Task to carry out - Count the lines below that contain the word "JSON" and give only that number.

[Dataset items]
* Start *

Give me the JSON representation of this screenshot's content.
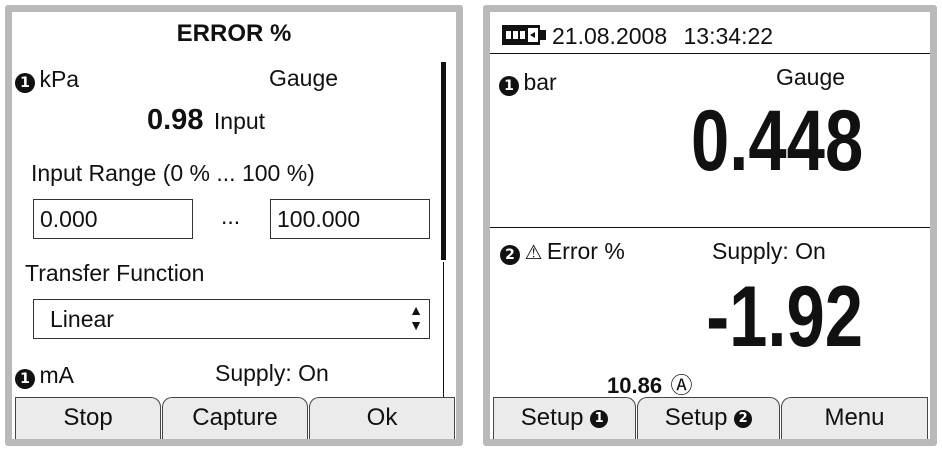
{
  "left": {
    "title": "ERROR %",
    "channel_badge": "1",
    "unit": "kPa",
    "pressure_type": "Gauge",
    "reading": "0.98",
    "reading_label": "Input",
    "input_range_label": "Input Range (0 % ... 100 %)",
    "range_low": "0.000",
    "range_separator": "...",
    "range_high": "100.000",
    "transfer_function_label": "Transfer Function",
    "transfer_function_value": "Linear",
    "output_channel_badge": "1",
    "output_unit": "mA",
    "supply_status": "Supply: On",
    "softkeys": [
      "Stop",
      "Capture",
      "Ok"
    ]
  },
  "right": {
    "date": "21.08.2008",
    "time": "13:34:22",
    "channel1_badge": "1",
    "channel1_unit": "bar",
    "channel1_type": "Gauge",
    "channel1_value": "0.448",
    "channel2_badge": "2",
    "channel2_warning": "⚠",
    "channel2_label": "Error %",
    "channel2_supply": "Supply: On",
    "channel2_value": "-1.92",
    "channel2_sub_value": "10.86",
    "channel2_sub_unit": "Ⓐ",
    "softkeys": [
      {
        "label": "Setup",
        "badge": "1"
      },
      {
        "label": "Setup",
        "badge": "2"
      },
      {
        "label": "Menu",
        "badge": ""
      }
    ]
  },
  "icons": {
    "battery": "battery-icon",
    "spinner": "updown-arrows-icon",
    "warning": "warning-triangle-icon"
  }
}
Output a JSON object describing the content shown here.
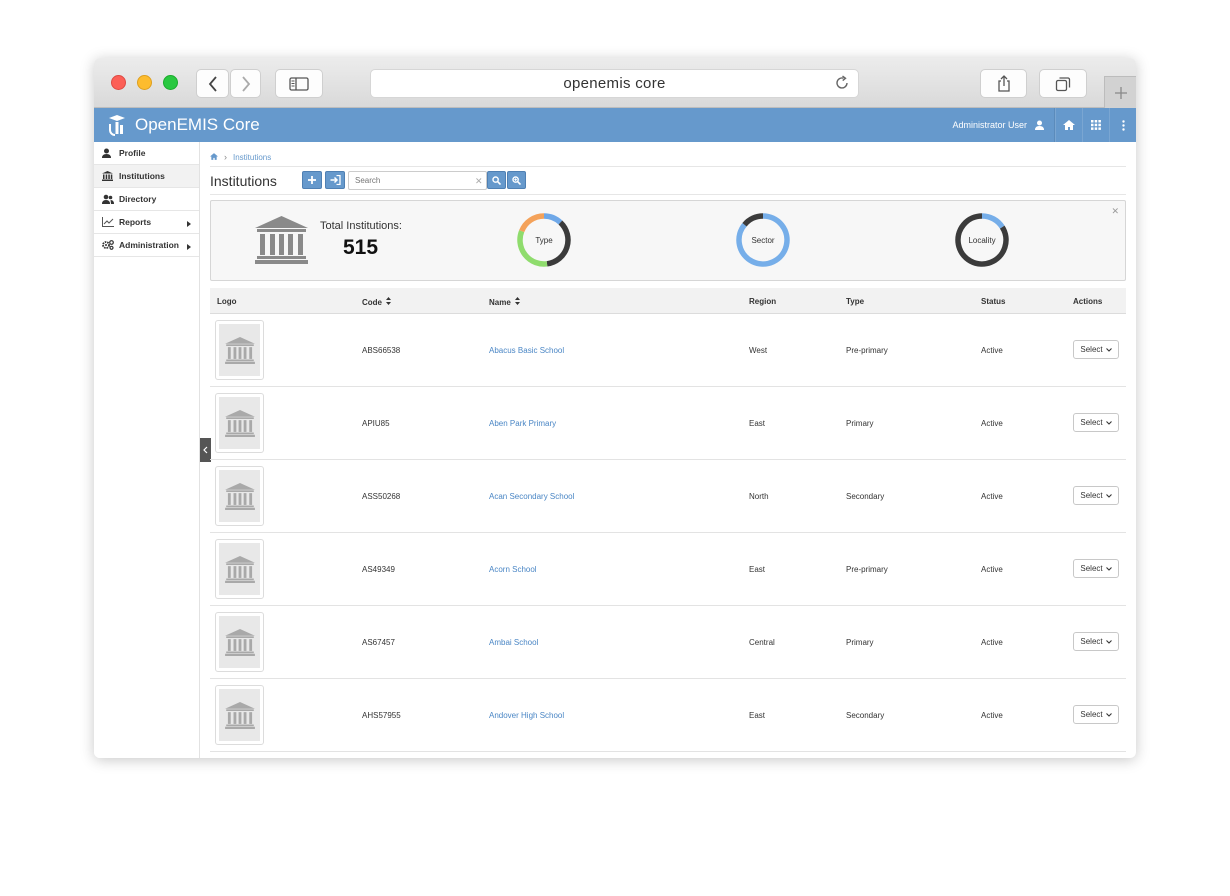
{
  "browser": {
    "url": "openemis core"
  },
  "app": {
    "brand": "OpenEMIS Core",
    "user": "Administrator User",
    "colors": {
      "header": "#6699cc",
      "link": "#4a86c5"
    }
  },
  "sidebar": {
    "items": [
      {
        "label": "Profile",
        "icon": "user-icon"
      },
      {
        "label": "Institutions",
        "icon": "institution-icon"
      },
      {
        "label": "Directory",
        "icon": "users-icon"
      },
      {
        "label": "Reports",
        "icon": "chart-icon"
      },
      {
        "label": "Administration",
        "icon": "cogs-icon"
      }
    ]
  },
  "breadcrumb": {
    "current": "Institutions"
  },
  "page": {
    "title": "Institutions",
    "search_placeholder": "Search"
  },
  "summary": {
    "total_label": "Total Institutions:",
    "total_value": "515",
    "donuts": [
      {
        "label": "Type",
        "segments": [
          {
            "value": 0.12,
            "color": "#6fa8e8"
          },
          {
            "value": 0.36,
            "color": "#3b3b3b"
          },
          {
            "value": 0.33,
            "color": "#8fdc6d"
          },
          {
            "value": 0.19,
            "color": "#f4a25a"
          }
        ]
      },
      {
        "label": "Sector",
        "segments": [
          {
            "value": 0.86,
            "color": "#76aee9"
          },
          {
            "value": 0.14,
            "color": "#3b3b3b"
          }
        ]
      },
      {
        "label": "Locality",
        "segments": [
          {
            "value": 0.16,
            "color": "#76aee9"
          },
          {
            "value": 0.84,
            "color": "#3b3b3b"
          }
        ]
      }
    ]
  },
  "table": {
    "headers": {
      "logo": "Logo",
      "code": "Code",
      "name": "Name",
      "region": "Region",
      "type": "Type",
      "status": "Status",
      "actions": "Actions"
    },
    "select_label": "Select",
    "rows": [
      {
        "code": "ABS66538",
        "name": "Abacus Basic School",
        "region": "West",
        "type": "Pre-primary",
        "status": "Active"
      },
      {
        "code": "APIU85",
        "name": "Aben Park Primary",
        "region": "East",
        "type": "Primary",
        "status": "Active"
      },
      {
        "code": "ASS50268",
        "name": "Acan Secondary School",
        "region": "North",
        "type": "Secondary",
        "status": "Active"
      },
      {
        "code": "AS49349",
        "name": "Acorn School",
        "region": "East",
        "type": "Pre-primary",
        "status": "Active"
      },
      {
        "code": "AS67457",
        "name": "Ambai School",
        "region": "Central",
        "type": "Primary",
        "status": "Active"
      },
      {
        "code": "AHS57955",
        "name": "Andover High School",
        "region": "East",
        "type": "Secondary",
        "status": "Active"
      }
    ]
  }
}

* End *
* Start *

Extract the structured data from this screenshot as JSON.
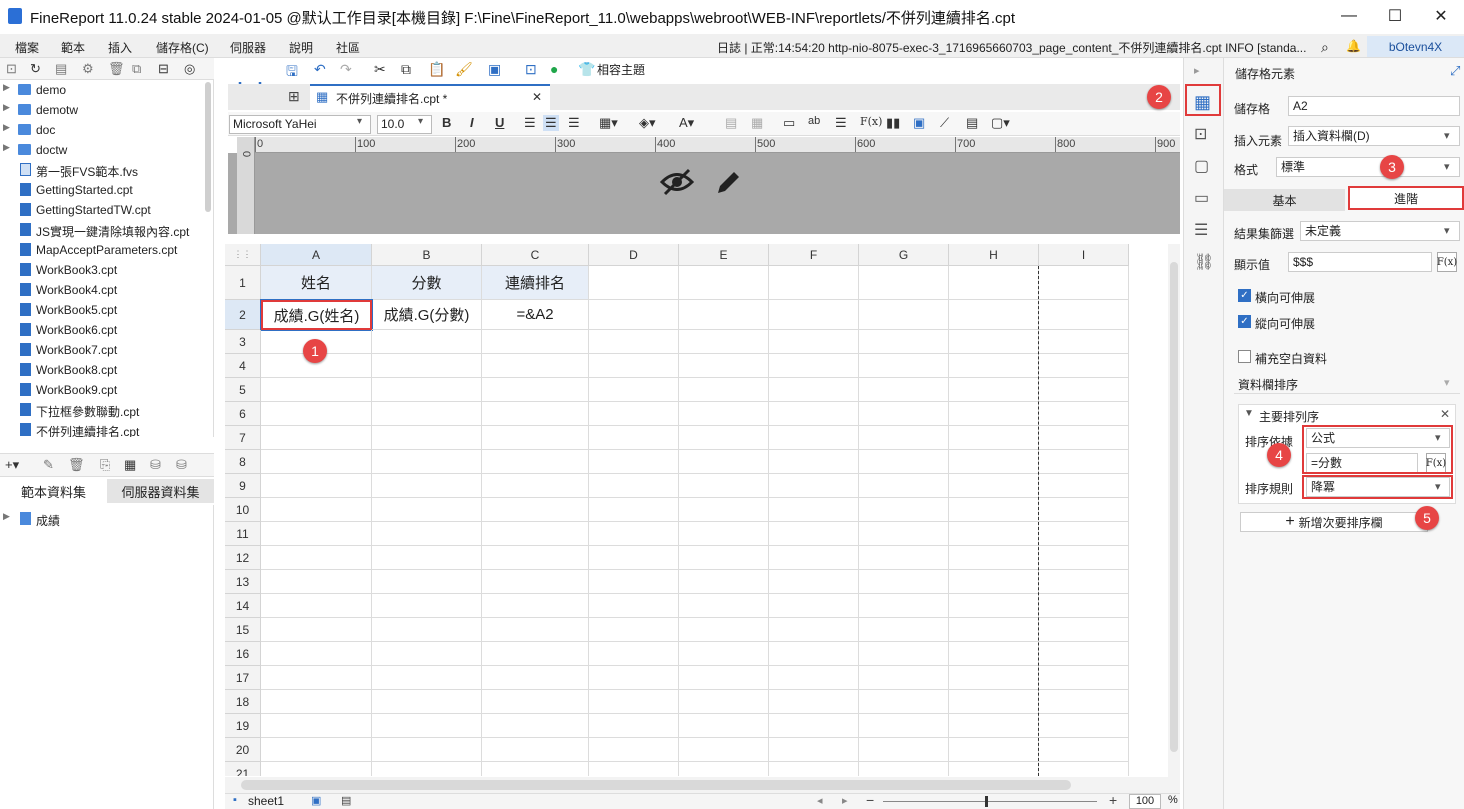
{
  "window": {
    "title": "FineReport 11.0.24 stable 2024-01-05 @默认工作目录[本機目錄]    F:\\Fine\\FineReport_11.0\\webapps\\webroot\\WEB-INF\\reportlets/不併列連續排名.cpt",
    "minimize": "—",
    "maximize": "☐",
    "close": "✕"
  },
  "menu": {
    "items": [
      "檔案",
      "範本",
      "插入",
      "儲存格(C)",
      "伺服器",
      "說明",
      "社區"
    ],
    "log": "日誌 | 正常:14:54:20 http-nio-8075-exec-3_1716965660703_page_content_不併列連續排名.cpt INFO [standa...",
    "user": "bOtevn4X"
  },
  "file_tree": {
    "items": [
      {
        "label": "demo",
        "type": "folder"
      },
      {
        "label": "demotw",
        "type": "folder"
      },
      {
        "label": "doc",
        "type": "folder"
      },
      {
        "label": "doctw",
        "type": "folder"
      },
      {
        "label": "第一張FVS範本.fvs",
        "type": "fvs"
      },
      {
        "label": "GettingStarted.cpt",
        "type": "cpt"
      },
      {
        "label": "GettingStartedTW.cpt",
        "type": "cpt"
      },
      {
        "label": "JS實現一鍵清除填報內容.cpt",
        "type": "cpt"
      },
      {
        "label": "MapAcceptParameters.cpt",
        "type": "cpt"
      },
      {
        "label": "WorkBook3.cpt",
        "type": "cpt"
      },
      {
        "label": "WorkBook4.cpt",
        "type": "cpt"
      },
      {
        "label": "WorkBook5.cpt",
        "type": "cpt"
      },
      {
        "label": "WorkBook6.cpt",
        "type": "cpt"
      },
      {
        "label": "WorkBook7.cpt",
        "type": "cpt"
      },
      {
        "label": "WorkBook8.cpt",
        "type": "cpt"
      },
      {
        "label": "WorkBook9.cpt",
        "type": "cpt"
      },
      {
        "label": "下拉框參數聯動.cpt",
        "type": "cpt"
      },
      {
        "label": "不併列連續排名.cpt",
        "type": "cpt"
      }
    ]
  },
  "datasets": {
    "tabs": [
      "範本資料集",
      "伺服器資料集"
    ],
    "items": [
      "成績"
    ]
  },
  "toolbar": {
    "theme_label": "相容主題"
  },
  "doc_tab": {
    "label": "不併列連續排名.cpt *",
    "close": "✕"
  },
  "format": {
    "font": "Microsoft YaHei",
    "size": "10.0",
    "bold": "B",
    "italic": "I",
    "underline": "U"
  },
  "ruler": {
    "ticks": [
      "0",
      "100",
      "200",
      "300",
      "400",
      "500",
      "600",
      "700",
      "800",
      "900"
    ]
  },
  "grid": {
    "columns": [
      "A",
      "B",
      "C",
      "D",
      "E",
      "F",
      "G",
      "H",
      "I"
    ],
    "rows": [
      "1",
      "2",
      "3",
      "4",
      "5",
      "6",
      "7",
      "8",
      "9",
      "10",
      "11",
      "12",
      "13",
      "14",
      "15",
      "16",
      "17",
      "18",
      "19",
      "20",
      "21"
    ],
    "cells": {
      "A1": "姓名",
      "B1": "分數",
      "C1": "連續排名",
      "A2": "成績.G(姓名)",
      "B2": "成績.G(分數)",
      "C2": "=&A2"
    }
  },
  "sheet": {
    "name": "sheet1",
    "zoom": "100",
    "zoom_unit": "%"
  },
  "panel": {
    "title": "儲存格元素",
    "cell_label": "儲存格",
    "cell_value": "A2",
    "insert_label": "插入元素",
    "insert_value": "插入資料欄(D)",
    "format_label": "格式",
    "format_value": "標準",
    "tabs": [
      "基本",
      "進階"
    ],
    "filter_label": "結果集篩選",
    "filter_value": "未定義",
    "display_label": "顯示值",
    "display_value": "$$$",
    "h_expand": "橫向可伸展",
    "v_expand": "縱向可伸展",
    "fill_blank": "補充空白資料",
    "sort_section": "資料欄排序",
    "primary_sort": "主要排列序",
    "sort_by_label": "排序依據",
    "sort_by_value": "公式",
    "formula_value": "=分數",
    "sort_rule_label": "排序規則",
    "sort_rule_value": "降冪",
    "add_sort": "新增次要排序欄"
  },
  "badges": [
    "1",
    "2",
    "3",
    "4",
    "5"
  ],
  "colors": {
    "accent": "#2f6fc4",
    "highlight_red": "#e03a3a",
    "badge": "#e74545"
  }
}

* End *

Output below - 3